— Items —
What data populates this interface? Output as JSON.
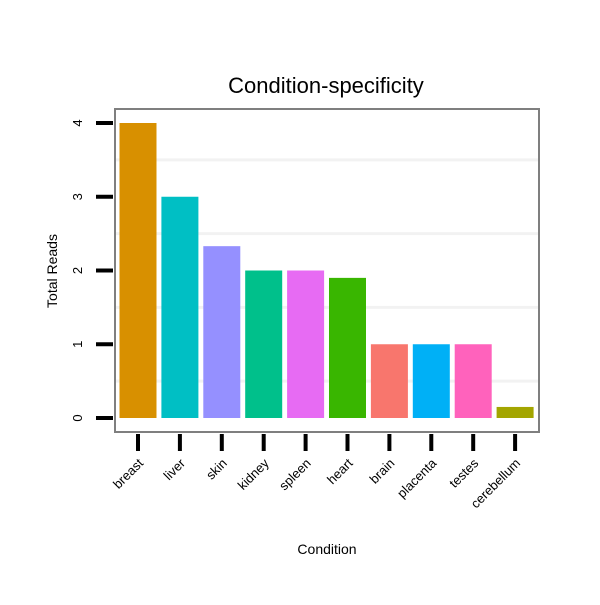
{
  "chart_data": {
    "type": "bar",
    "title": "Condition-specificity",
    "xlabel": "Condition",
    "ylabel": "Total Reads",
    "categories": [
      "breast",
      "liver",
      "skin",
      "kidney",
      "spleen",
      "heart",
      "brain",
      "placenta",
      "testes",
      "cerebellum"
    ],
    "values": [
      4,
      3,
      2.33,
      2,
      2,
      1.9,
      1,
      1,
      1,
      0.15
    ],
    "colors": [
      "#d89000",
      "#00bfc4",
      "#9590ff",
      "#00c08b",
      "#e76bf3",
      "#39b600",
      "#f8766d",
      "#00b0f6",
      "#ff62bc",
      "#a3a500"
    ],
    "ylim": [
      0,
      4
    ],
    "yticks": [
      0,
      1,
      2,
      3,
      4
    ],
    "grid": "horizontal-minor",
    "legend": "none"
  }
}
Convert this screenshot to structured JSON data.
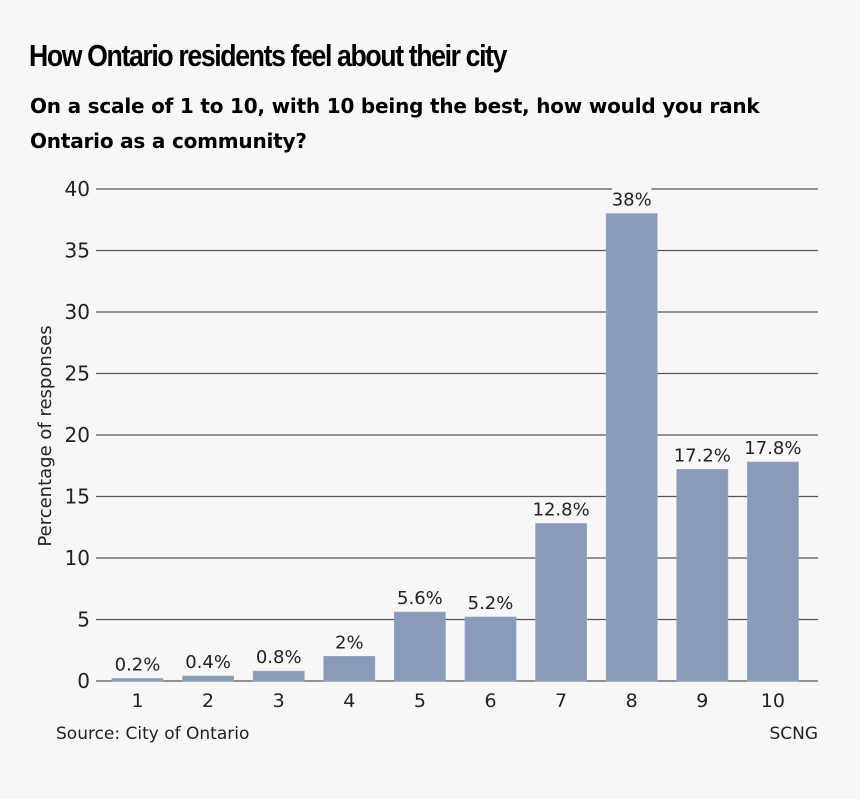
{
  "title": "How Ontario residents feel about their city",
  "subtitle": "On a scale of 1 to 10, with 10 being the best, how would you rank Ontario as a community?",
  "source": "Source: City of Ontario",
  "credit": "SCNG",
  "colors": {
    "bar": "#8a9aba",
    "grid": "#555555",
    "background": "#f7f7f7"
  },
  "chart_data": {
    "type": "bar",
    "title": "How Ontario residents feel about their city",
    "subtitle": "On a scale of 1 to 10, with 10 being the best, how would you rank Ontario as a community?",
    "xlabel": "",
    "ylabel": "Percentage of responses",
    "categories": [
      "1",
      "2",
      "3",
      "4",
      "5",
      "6",
      "7",
      "8",
      "9",
      "10"
    ],
    "values": [
      0.2,
      0.4,
      0.8,
      2,
      5.6,
      5.2,
      12.8,
      38,
      17.2,
      17.8
    ],
    "data_labels": [
      "0.2%",
      "0.4%",
      "0.8%",
      "2%",
      "5.6%",
      "5.2%",
      "12.8%",
      "38%",
      "17.2%",
      "17.8%"
    ],
    "ylim": [
      0,
      40
    ],
    "yticks": [
      0,
      5,
      10,
      15,
      20,
      25,
      30,
      35,
      40
    ],
    "ytick_labels": [
      "0",
      "5",
      "10",
      "15",
      "20",
      "25",
      "30",
      "35",
      "40"
    ],
    "grid": true,
    "legend": "none"
  }
}
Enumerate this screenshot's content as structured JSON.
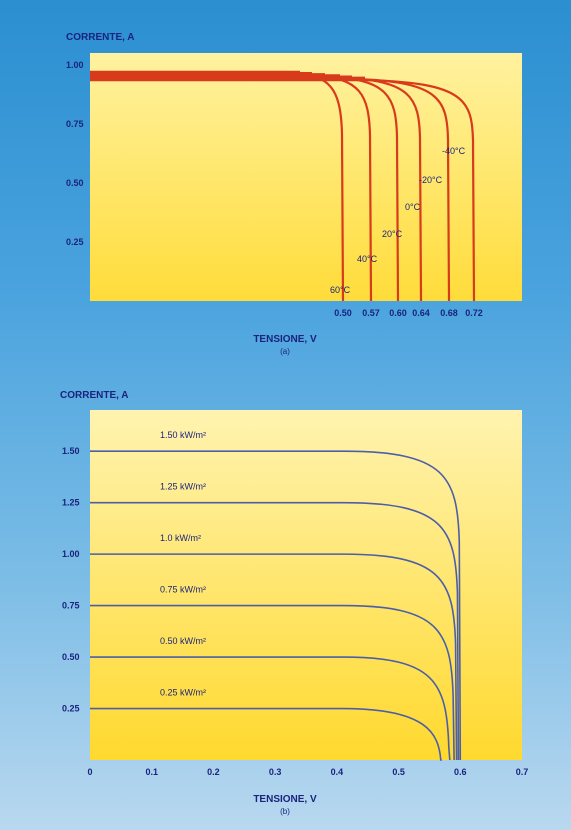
{
  "colors": {
    "background": "#3a98d8",
    "panel_yellow": "#ffe24a",
    "panel_top_yellow": "#fff4a8",
    "temp_curve": "#d83a1c",
    "irr_curve": "#4b5fa8",
    "text": "#1a237e"
  },
  "chart_data": [
    {
      "type": "line",
      "title": "",
      "ylabel": "CORRENTE, A",
      "xlabel": "TENSIONE, V",
      "caption": "(a)",
      "ylim": [
        0,
        1.05
      ],
      "y_ticks": [
        "0.25",
        "0.50",
        "0.75",
        "1.00"
      ],
      "x_ticks": [
        "0.50",
        "0.57",
        "0.60",
        "0.64",
        "0.68",
        "0.72"
      ],
      "series": [
        {
          "name": "60°C",
          "isc": 0.96,
          "voc": 0.5
        },
        {
          "name": "40°C",
          "isc": 0.955,
          "voc": 0.57
        },
        {
          "name": "20°C",
          "isc": 0.95,
          "voc": 0.6
        },
        {
          "name": "0°C",
          "isc": 0.945,
          "voc": 0.64
        },
        {
          "name": "-20°C",
          "isc": 0.94,
          "voc": 0.68
        },
        {
          "name": "-40°C",
          "isc": 0.935,
          "voc": 0.72
        }
      ]
    },
    {
      "type": "line",
      "title": "",
      "ylabel": "CORRENTE, A",
      "xlabel": "TENSIONE, V",
      "caption": "(b)",
      "xlim": [
        0,
        0.7
      ],
      "ylim": [
        0,
        1.7
      ],
      "x_ticks": [
        "0",
        "0.1",
        "0.2",
        "0.3",
        "0.4",
        "0.5",
        "0.6",
        "0.7"
      ],
      "y_ticks": [
        "0.25",
        "0.50",
        "0.75",
        "1.00",
        "1.25",
        "1.50"
      ],
      "series": [
        {
          "name": "1.50 kW/m²",
          "isc": 1.5,
          "voc": 0.6
        },
        {
          "name": "1.25 kW/m²",
          "isc": 1.25,
          "voc": 0.597
        },
        {
          "name": "1.0 kW/m²",
          "isc": 1.0,
          "voc": 0.594
        },
        {
          "name": "0.75 kW/m²",
          "isc": 0.75,
          "voc": 0.59
        },
        {
          "name": "0.50 kW/m²",
          "isc": 0.5,
          "voc": 0.583
        },
        {
          "name": "0.25 kW/m²",
          "isc": 0.25,
          "voc": 0.57
        }
      ]
    }
  ]
}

— The exercise —
Look over the listing above. Pick out and copy every line that includes "with".

— Solution for this problem —
  "subtitle": "On a scale of 1 to 10, with 10 being the best, how would you rank Ontario as a community?",
    "subtitle": "On a scale of 1 to 10, with 10 being the best, how would you rank Ontario as a community?",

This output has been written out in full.